PROBLEM STATEMENT.
Please say how many lines of the listing hold "will", with no other words in the answer.

(begin)

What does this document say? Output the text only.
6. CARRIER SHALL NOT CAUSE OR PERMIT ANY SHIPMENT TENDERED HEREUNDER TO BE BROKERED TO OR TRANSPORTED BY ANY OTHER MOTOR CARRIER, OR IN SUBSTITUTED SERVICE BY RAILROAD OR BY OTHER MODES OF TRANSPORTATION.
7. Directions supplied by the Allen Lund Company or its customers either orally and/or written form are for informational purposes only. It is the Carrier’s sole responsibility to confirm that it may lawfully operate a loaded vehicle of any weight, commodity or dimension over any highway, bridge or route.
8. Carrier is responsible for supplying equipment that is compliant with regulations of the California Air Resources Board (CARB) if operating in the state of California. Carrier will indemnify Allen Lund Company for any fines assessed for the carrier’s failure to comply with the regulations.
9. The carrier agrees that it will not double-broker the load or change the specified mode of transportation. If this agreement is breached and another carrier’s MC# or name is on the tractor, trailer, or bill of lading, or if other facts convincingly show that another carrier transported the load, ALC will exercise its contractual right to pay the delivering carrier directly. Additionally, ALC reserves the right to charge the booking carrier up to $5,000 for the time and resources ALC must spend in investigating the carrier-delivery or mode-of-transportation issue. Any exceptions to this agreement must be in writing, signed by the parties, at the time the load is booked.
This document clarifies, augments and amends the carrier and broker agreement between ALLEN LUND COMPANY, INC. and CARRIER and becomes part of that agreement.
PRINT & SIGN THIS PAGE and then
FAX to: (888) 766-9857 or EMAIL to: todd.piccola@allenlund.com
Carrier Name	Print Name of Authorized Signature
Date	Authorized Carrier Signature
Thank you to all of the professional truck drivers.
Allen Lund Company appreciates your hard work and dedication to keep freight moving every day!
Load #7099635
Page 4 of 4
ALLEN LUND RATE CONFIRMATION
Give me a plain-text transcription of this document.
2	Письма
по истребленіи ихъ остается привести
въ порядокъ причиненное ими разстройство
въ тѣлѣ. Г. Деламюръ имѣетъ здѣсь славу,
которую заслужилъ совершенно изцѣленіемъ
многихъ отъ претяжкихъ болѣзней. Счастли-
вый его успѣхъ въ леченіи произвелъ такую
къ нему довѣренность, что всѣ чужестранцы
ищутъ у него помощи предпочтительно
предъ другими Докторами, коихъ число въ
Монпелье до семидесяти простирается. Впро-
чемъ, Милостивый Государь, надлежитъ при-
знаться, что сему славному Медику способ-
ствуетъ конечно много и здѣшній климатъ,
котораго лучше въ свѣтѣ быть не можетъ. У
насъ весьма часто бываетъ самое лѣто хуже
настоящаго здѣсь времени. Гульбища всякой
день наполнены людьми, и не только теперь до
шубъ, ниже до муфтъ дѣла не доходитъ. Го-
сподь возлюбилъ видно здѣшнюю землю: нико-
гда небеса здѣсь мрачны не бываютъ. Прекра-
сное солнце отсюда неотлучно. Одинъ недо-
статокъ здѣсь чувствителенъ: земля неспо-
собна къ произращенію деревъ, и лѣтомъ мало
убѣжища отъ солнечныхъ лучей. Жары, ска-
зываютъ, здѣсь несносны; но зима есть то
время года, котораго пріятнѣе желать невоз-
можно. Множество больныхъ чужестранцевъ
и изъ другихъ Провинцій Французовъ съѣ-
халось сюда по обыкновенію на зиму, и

(end)

ANSWER.
2